SOURCE RECORDS:
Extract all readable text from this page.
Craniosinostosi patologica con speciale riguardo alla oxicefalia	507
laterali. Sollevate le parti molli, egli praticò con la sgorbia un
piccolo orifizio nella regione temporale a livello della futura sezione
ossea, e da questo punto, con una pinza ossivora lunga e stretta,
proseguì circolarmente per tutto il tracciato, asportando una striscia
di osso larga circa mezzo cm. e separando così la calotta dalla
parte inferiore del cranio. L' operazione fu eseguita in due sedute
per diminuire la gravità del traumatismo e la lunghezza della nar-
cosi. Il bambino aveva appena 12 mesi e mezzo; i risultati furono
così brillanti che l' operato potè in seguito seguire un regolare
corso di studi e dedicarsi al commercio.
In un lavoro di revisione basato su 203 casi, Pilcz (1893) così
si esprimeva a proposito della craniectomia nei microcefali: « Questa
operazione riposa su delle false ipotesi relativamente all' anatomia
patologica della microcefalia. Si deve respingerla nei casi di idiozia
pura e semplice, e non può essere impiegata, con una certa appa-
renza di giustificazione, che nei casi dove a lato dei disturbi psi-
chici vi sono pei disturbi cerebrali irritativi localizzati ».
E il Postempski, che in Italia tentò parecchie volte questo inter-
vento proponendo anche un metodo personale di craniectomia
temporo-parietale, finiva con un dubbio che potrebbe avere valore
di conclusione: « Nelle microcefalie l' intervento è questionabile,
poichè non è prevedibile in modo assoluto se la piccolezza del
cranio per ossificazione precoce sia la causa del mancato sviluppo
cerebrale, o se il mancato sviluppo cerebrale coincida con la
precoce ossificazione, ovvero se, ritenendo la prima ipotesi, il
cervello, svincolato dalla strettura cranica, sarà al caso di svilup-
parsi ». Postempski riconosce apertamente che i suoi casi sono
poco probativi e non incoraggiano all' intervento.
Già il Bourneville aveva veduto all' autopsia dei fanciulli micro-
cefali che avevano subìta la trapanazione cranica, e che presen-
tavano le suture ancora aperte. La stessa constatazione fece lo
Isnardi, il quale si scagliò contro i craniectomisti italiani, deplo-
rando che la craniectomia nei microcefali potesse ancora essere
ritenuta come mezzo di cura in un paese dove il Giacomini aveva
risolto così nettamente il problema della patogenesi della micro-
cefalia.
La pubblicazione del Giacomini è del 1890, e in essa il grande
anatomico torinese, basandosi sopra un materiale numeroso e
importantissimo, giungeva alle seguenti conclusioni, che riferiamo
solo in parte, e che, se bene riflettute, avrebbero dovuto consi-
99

WHAT IS BEING ASKED: Restate the data above in full, keeping every word as it is.

RESPONSE BELOW:
Extract all readable text from this page.
Craniosinostosi patologica con speciale riguardo alla oxicefalia	507
laterali. Sollevate le parti molli, egli praticò con la sgorbia un
piccolo orifizio nella regione temporale a livello della futura sezione
ossea, e da questo punto, con una pinza ossivora lunga e stretta,
proseguì circolarmente per tutto il tracciato, asportando una striscia
di osso larga circa mezzo cm. e separando così la calotta dalla
parte inferiore del cranio. L' operazione fu eseguita in due sedute
per diminuire la gravità del traumatismo e la lunghezza della nar-
cosi. Il bambino aveva appena 12 mesi e mezzo; i risultati furono
così brillanti che l' operato potè in seguito seguire un regolare
corso di studi e dedicarsi al commercio.
In un lavoro di revisione basato su 203 casi, Pilcz (1893) così
si esprimeva a proposito della craniectomia nei microcefali: « Questa
operazione riposa su delle false ipotesi relativamente all' anatomia
patologica della microcefalia. Si deve respingerla nei casi di idiozia
pura e semplice, e non può essere impiegata, con una certa appa-
renza di giustificazione, che nei casi dove a lato dei disturbi psi-
chici vi sono pei disturbi cerebrali irritativi localizzati ».
E il Postempski, che in Italia tentò parecchie volte questo inter-
vento proponendo anche un metodo personale di craniectomia
temporo-parietale, finiva con un dubbio che potrebbe avere valore
di conclusione: « Nelle microcefalie l' intervento è questionabile,
poichè non è prevedibile in modo assoluto se la piccolezza del
cranio per ossificazione precoce sia la causa del mancato sviluppo
cerebrale, o se il mancato sviluppo cerebrale coincida con la
precoce ossificazione, ovvero se, ritenendo la prima ipotesi, il
cervello, svincolato dalla strettura cranica, sarà al caso di svilup-
parsi ». Postempski riconosce apertamente che i suoi casi sono
poco probativi e non incoraggiano all' intervento.
Già il Bourneville aveva veduto all' autopsia dei fanciulli micro-
cefali che avevano subìta la trapanazione cranica, e che presen-
tavano le suture ancora aperte. La stessa constatazione fece lo
Isnardi, il quale si scagliò contro i craniectomisti italiani, deplo-
rando che la craniectomia nei microcefali potesse ancora essere
ritenuta come mezzo di cura in un paese dove il Giacomini aveva
risolto così nettamente il problema della patogenesi della micro-
cefalia.
La pubblicazione del Giacomini è del 1890, e in essa il grande
anatomico torinese, basandosi sopra un materiale numeroso e
importantissimo, giungeva alle seguenti conclusioni, che riferiamo
solo in parte, e che, se bene riflettute, avrebbero dovuto consi-
99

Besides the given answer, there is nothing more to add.